» WHAT YOU WILL DO
Copy each line that contains the word "CONSORCIO".

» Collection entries

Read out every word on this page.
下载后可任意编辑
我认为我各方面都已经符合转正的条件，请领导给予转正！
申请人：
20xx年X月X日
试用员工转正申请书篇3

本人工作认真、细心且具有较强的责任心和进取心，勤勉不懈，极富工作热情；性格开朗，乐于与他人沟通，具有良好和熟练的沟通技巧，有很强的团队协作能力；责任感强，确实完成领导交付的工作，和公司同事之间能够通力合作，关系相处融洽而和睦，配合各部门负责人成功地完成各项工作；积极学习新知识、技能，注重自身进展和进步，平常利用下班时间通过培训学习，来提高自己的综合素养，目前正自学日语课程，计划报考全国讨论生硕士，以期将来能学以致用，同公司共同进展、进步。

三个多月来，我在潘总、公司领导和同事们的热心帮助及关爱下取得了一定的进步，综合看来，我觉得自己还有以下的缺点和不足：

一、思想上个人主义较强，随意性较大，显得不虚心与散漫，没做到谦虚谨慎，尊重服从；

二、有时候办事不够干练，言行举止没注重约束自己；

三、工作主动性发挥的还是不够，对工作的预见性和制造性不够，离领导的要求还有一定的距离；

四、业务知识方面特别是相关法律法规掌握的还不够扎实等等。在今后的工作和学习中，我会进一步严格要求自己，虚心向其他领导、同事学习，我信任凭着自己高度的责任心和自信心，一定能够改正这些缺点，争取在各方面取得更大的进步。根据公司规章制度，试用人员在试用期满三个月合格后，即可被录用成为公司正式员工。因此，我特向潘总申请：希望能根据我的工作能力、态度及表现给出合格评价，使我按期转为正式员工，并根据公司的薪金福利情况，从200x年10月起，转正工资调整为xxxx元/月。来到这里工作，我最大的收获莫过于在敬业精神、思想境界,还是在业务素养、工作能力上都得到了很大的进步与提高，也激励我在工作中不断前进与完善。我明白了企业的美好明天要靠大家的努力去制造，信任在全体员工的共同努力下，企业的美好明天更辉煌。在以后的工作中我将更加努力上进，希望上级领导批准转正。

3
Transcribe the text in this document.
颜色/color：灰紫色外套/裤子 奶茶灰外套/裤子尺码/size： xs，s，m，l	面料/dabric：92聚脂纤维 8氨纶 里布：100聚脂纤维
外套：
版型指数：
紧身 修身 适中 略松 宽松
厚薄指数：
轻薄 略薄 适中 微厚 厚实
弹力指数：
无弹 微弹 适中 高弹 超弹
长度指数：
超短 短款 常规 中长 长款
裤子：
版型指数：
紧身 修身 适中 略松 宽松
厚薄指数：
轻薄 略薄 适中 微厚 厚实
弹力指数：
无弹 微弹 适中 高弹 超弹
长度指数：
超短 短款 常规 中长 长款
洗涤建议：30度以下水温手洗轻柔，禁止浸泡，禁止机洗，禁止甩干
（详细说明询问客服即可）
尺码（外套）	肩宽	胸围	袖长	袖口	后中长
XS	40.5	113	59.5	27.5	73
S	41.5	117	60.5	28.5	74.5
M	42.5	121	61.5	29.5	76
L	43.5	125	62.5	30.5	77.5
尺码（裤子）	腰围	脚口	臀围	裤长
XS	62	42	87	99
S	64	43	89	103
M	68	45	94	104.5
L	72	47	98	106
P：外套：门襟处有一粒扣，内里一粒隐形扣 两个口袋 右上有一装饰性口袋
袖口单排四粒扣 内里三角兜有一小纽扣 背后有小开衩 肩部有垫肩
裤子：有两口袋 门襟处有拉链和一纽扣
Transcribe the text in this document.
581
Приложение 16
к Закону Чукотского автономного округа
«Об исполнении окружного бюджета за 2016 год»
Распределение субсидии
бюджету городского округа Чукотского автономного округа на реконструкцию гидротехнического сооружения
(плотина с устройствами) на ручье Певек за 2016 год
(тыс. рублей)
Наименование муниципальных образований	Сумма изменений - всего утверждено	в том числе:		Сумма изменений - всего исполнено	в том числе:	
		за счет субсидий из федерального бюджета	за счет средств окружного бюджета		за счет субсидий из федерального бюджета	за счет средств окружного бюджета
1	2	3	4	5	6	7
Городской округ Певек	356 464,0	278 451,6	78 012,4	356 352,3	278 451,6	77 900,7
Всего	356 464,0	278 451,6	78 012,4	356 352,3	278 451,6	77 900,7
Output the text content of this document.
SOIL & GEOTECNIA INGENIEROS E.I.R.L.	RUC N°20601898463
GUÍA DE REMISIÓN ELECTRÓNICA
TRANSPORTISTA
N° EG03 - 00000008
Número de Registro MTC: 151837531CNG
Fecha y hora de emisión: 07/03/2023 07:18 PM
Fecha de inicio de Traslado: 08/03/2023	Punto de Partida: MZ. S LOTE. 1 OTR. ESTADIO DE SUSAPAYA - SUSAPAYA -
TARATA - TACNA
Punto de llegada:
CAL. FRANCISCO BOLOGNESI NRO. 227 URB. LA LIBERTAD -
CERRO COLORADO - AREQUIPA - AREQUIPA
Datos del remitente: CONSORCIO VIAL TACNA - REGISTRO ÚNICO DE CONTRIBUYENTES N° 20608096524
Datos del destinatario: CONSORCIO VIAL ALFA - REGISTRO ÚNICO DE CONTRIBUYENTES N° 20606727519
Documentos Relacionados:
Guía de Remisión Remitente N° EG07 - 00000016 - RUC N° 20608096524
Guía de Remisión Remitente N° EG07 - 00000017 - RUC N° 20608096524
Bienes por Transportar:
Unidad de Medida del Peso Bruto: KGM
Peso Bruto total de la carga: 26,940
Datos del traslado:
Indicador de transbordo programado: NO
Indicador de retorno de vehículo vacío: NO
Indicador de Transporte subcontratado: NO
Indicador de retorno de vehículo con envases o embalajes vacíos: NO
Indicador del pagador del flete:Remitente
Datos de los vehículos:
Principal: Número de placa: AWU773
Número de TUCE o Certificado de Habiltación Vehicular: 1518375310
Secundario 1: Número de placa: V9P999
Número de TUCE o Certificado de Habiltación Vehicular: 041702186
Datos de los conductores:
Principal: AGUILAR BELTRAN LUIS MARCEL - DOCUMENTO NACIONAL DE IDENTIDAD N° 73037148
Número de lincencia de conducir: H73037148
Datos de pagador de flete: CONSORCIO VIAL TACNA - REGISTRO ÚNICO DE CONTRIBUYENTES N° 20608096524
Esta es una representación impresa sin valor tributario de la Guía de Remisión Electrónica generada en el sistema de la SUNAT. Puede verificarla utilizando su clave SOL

» FINAL ANSWER
Datos del remitente: CONSORCIO VIAL TACNA - REGISTRO ÚNICO DE CONTRIBUYENTES N° 20608096524
Datos del destinatario: CONSORCIO VIAL ALFA - REGISTRO ÚNICO DE CONTRIBUYENTES N° 20606727519
Datos de pagador de flete: CONSORCIO VIAL TACNA - REGISTRO ÚNICO DE CONTRIBUYENTES N° 20608096524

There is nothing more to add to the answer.